Short problem: Rewrite every line of the listing below as a numbered list, omitting any blank lines.

Raw data:

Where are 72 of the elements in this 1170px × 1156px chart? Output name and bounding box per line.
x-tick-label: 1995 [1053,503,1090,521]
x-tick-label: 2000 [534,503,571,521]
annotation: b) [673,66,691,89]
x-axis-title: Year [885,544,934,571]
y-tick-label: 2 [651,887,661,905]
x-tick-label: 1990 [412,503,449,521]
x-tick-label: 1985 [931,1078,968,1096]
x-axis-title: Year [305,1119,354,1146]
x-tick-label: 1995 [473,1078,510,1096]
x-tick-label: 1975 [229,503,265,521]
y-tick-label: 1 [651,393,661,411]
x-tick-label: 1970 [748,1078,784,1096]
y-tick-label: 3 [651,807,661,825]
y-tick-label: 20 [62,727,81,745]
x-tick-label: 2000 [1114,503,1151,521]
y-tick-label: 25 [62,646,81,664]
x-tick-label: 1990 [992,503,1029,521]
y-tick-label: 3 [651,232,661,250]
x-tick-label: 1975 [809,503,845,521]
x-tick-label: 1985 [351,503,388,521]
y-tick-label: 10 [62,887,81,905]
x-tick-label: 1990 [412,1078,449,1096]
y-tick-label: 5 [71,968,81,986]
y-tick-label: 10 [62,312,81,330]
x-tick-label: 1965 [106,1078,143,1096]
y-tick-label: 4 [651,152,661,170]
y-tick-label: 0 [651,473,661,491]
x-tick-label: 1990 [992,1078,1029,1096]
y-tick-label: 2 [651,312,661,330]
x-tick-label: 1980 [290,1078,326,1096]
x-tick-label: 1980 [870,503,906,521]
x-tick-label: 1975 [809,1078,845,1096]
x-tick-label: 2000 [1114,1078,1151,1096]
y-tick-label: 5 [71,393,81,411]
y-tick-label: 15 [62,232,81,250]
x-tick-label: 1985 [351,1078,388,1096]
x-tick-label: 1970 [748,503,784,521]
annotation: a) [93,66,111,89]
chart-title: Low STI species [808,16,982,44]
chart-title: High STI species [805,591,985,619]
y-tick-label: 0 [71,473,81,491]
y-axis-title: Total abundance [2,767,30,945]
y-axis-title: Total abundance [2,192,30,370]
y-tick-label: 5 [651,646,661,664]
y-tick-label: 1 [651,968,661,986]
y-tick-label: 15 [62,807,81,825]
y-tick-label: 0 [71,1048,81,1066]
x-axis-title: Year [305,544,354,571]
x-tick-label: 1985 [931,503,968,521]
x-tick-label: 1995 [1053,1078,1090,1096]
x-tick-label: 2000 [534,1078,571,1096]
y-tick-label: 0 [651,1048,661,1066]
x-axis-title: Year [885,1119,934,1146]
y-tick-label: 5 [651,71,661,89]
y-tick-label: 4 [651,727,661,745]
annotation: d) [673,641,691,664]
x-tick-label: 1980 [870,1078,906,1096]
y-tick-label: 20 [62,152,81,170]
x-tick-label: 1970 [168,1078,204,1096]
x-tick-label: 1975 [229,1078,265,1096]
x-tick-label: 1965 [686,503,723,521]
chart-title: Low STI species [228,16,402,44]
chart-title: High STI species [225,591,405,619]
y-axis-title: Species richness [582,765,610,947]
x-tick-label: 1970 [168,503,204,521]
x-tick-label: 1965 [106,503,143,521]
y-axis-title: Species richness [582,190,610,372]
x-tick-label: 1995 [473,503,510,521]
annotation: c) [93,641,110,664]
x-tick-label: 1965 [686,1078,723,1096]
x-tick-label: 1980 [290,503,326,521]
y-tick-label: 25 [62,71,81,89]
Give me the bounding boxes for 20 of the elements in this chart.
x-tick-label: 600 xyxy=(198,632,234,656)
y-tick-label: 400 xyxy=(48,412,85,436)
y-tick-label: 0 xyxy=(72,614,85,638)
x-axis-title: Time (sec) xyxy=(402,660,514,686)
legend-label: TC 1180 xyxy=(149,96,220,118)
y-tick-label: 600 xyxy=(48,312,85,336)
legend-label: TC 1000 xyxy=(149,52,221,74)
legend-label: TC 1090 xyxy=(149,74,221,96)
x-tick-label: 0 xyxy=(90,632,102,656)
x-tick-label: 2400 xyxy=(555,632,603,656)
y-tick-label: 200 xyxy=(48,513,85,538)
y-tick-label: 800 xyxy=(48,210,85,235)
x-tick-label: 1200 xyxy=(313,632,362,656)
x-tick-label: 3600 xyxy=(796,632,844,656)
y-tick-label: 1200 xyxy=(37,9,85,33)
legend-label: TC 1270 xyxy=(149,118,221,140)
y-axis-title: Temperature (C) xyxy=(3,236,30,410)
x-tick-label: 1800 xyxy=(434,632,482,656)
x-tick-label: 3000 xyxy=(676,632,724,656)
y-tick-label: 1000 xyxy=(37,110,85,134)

Task response:
1. Where are 72 of the elements in this 1170px × 1156px chart? Output name and bounding box per line.
2. x-tick-label: 1995 [1053,503,1090,521]
3. x-tick-label: 2000 [534,503,571,521]
4. annotation: b) [673,66,691,89]
5. x-axis-title: Year [885,544,934,571]
6. y-tick-label: 2 [651,887,661,905]
7. x-tick-label: 1990 [412,503,449,521]
8. x-tick-label: 1985 [931,1078,968,1096]
9. x-axis-title: Year [305,1119,354,1146]
10. x-tick-label: 1995 [473,1078,510,1096]
11. x-tick-label: 1975 [229,503,265,521]
12. y-tick-label: 1 [651,393,661,411]
13. x-tick-label: 1970 [748,1078,784,1096]
14. y-tick-label: 3 [651,807,661,825]
15. y-tick-label: 20 [62,727,81,745]
16. x-tick-label: 2000 [1114,503,1151,521]
17. y-tick-label: 25 [62,646,81,664]
18. x-tick-label: 1990 [992,503,1029,521]
19. y-tick-label: 3 [651,232,661,250]
20. x-tick-label: 1975 [809,503,845,521]
21. x-tick-label: 1985 [351,503,388,521]
22. y-tick-label: 10 [62,887,81,905]
23. x-tick-label: 1990 [412,1078,449,1096]
24. y-tick-label: 5 [71,968,81,986]
25. y-tick-label: 10 [62,312,81,330]
26. x-tick-label: 1965 [106,1078,143,1096]
27. y-tick-label: 4 [651,152,661,170]
28. y-tick-label: 0 [651,473,661,491]
29. x-tick-label: 1990 [992,1078,1029,1096]
30. y-tick-label: 2 [651,312,661,330]
31. x-tick-label: 1980 [290,1078,326,1096]
32. x-tick-label: 1980 [870,503,906,521]
33. x-tick-label: 1975 [809,1078,845,1096]
34. x-tick-label: 2000 [1114,1078,1151,1096]
35. y-tick-label: 5 [71,393,81,411]
36. y-tick-label: 15 [62,232,81,250]
37. x-tick-label: 1985 [351,1078,388,1096]
38. x-tick-label: 1970 [748,503,784,521]
39. annotation: a) [93,66,111,89]
40. chart-title: Low STI species [808,16,982,44]
41. chart-title: High STI species [805,591,985,619]
42. y-tick-label: 0 [71,473,81,491]
43. y-axis-title: Total abundance [2,767,30,945]
44. y-axis-title: Total abundance [2,192,30,370]
45. y-tick-label: 5 [651,646,661,664]
46. y-tick-label: 1 [651,968,661,986]
47. y-tick-label: 15 [62,807,81,825]
48. y-tick-label: 0 [71,1048,81,1066]
49. x-axis-title: Year [305,544,354,571]
50. x-tick-label: 1985 [931,503,968,521]
51. x-tick-label: 1995 [1053,1078,1090,1096]
52. x-tick-label: 2000 [534,1078,571,1096]
53. y-tick-label: 0 [651,1048,661,1066]
54. x-axis-title: Year [885,1119,934,1146]
55. y-tick-label: 5 [651,71,661,89]
56. y-tick-label: 4 [651,727,661,745]
57. annotation: d) [673,641,691,664]
58. x-tick-label: 1980 [870,1078,906,1096]
59. y-tick-label: 20 [62,152,81,170]
60. x-tick-label: 1970 [168,1078,204,1096]
61. x-tick-label: 1975 [229,1078,265,1096]
62. x-tick-label: 1965 [686,503,723,521]
63. chart-title: Low STI species [228,16,402,44]
64. chart-title: High STI species [225,591,405,619]
65. y-axis-title: Species richness [582,765,610,947]
66. x-tick-label: 1970 [168,503,204,521]
67. x-tick-label: 1965 [106,503,143,521]
68. y-axis-title: Species richness [582,190,610,372]
69. x-tick-label: 1995 [473,503,510,521]
70. annotation: c) [93,641,110,664]
71. x-tick-label: 1965 [686,1078,723,1096]
72. x-tick-label: 1980 [290,503,326,521]
73. y-tick-label: 25 [62,71,81,89]
74. Give me the bounding boxes for 20 of the elements in this chart.
75. x-tick-label: 600 xyxy=(198,632,234,656)
76. y-tick-label: 400 xyxy=(48,412,85,436)
77. y-tick-label: 0 xyxy=(72,614,85,638)
78. x-axis-title: Time (sec) xyxy=(402,660,514,686)
79. legend-label: TC 1180 xyxy=(149,96,220,118)
80. y-tick-label: 600 xyxy=(48,312,85,336)
81. legend-label: TC 1000 xyxy=(149,52,221,74)
82. legend-label: TC 1090 xyxy=(149,74,221,96)
83. x-tick-label: 0 xyxy=(90,632,102,656)
84. x-tick-label: 2400 xyxy=(555,632,603,656)
85. y-tick-label: 200 xyxy=(48,513,85,538)
86. y-tick-label: 800 xyxy=(48,210,85,235)
87. x-tick-label: 1200 xyxy=(313,632,362,656)
88. x-tick-label: 3600 xyxy=(796,632,844,656)
89. y-tick-label: 1200 xyxy=(37,9,85,33)
90. legend-label: TC 1270 xyxy=(149,118,221,140)
91. y-axis-title: Temperature (C) xyxy=(3,236,30,410)
92. x-tick-label: 1800 xyxy=(434,632,482,656)
93. x-tick-label: 3000 xyxy=(676,632,724,656)
94. y-tick-label: 1000 xyxy=(37,110,85,134)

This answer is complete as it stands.